*** Data provided
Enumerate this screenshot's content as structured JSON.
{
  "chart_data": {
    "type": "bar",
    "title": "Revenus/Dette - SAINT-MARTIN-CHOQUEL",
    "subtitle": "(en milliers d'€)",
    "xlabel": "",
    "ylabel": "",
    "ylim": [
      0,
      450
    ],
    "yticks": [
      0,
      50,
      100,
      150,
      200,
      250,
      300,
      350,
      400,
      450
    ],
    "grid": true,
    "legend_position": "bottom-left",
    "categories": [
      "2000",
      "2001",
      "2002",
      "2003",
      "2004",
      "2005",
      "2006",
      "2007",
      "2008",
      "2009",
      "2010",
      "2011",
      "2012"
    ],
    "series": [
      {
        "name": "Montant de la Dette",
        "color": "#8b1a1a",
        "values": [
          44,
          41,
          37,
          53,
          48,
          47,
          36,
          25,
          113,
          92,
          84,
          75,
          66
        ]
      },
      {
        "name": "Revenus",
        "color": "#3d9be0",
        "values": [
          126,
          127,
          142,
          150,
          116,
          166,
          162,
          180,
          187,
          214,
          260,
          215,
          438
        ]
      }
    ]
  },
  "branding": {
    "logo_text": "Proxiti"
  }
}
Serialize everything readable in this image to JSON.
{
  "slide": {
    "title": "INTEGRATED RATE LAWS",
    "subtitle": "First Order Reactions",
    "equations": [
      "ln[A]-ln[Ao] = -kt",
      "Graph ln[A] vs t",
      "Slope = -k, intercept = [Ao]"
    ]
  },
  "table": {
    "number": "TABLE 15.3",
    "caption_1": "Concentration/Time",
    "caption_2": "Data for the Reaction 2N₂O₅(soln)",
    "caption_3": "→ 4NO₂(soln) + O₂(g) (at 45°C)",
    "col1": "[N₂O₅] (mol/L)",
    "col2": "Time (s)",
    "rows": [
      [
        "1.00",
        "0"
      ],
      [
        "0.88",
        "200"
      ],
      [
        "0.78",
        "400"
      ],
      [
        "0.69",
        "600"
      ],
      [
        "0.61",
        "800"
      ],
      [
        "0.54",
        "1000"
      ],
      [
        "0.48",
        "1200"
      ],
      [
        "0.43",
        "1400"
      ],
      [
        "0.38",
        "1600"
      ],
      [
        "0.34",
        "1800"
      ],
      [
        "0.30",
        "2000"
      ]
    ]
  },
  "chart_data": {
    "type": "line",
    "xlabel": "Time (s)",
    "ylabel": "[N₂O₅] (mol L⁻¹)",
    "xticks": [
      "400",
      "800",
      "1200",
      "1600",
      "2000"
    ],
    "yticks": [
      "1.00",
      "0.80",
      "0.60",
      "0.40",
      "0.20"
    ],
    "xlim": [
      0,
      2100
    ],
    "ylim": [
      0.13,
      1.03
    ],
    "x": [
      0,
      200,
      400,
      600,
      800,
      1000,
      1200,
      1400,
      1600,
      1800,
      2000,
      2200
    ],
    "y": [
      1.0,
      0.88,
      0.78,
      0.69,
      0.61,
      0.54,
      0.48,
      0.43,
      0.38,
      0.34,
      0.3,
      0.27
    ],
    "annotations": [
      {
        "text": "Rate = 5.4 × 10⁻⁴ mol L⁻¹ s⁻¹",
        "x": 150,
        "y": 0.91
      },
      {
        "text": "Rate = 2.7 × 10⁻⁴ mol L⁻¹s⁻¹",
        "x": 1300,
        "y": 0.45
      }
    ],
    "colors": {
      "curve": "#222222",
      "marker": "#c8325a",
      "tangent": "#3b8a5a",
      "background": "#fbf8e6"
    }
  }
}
******
▶ _What is required_
Reproduce the material above exactly; please quote every line of it.

▶ _Output_
Enumerate this screenshot's content as structured JSON.
{
  "chart_data": {
    "type": "bar",
    "title": "Revenus/Dette - SAINT-MARTIN-CHOQUEL",
    "subtitle": "(en milliers d'€)",
    "xlabel": "",
    "ylabel": "",
    "ylim": [
      0,
      450
    ],
    "yticks": [
      0,
      50,
      100,
      150,
      200,
      250,
      300,
      350,
      400,
      450
    ],
    "grid": true,
    "legend_position": "bottom-left",
    "categories": [
      "2000",
      "2001",
      "2002",
      "2003",
      "2004",
      "2005",
      "2006",
      "2007",
      "2008",
      "2009",
      "2010",
      "2011",
      "2012"
    ],
    "series": [
      {
        "name": "Montant de la Dette",
        "color": "#8b1a1a",
        "values": [
          44,
          41,
          37,
          53,
          48,
          47,
          36,
          25,
          113,
          92,
          84,
          75,
          66
        ]
      },
      {
        "name": "Revenus",
        "color": "#3d9be0",
        "values": [
          126,
          127,
          142,
          150,
          116,
          166,
          162,
          180,
          187,
          214,
          260,
          215,
          438
        ]
      }
    ]
  },
  "branding": {
    "logo_text": "Proxiti"
  }
}
Serialize everything readable in this image to JSON.
{
  "slide": {
    "title": "INTEGRATED RATE LAWS",
    "subtitle": "First Order Reactions",
    "equations": [
      "ln[A]-ln[Ao] = -kt",
      "Graph ln[A] vs t",
      "Slope = -k, intercept = [Ao]"
    ]
  },
  "table": {
    "number": "TABLE 15.3",
    "caption_1": "Concentration/Time",
    "caption_2": "Data for the Reaction 2N₂O₅(soln)",
    "caption_3": "→ 4NO₂(soln) + O₂(g) (at 45°C)",
    "col1": "[N₂O₅] (mol/L)",
    "col2": "Time (s)",
    "rows": [
      [
        "1.00",
        "0"
      ],
      [
        "0.88",
        "200"
      ],
      [
        "0.78",
        "400"
      ],
      [
        "0.69",
        "600"
      ],
      [
        "0.61",
        "800"
      ],
      [
        "0.54",
        "1000"
      ],
      [
        "0.48",
        "1200"
      ],
      [
        "0.43",
        "1400"
      ],
      [
        "0.38",
        "1600"
      ],
      [
        "0.34",
        "1800"
      ],
      [
        "0.30",
        "2000"
      ]
    ]
  },
  "chart_data": {
    "type": "line",
    "xlabel": "Time (s)",
    "ylabel": "[N₂O₅] (mol L⁻¹)",
    "xticks": [
      "400",
      "800",
      "1200",
      "1600",
      "2000"
    ],
    "yticks": [
      "1.00",
      "0.80",
      "0.60",
      "0.40",
      "0.20"
    ],
    "xlim": [
      0,
      2100
    ],
    "ylim": [
      0.13,
      1.03
    ],
    "x": [
      0,
      200,
      400,
      600,
      800,
      1000,
      1200,
      1400,
      1600,
      1800,
      2000,
      2200
    ],
    "y": [
      1.0,
      0.88,
      0.78,
      0.69,
      0.61,
      0.54,
      0.48,
      0.43,
      0.38,
      0.34,
      0.3,
      0.27
    ],
    "annotations": [
      {
        "text": "Rate = 5.4 × 10⁻⁴ mol L⁻¹ s⁻¹",
        "x": 150,
        "y": 0.91
      },
      {
        "text": "Rate = 2.7 × 10⁻⁴ mol L⁻¹s⁻¹",
        "x": 1300,
        "y": 0.45
      }
    ],
    "colors": {
      "curve": "#222222",
      "marker": "#c8325a",
      "tangent": "#3b8a5a",
      "background": "#fbf8e6"
    }
  }
}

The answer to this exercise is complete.